### OBJECTIVES
1 - In the school prayer piece, which country is named as an example of low crime rates and stability despite religion's decline?
2 - Please summarize the school prayer piece in two sentences.
3 - For each statement, answer yes or no according to the school prayer piece, and quote the deciding words: (a) Some people blame violence among North American kids on prayer being removed from schools. (b) Sweden is described as having high crime rates.

### SELECTED TEXT

★ ★ ★ ★

Food for thought

There has been quite a bit of times I have heard in the wake of some school killing or in light of rising school violence that the reason kids on our end of the world (North America) are so violent nowadays is because prayer (god) has been taken out of schools and so on. To people who espouse this type of logic, their line of reasoning goes along the lines that with the removal of god from the schools there has been a direct upswing in school troubles. If this is true, why is it that in countries like Sweden and other northwestern European countries where church and god have been basically placed in a trash bin like yesterday’s trash do we find relatively low crimes rates, prosperity and stability?

★ ★ ★ ★

### GIVEN INFORMATION
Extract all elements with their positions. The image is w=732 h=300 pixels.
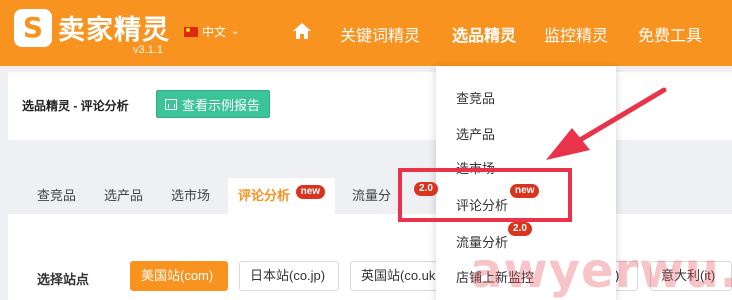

★ ★ ★ ★

### RESULTS IN ORDER
1 - Sweden, along with other northwestern European countries.

2 - The writer has often heard people claim that North American kids are more violent nowadays because prayer has been taken out of schools, reasoning that removing god from schools led directly to more school troubles. The writer asks why, if that is true, Sweden and other northwestern European countries, where church and god have been largely discarded, have relatively low crime rates, prosperity and stability.

3 -
(a) Yes: "the reason kids on our end of the world (North America) are so violent nowadays is because prayer (god) has been taken out of schools"
(b) No: "relatively low crimes rates, prosperity and stability"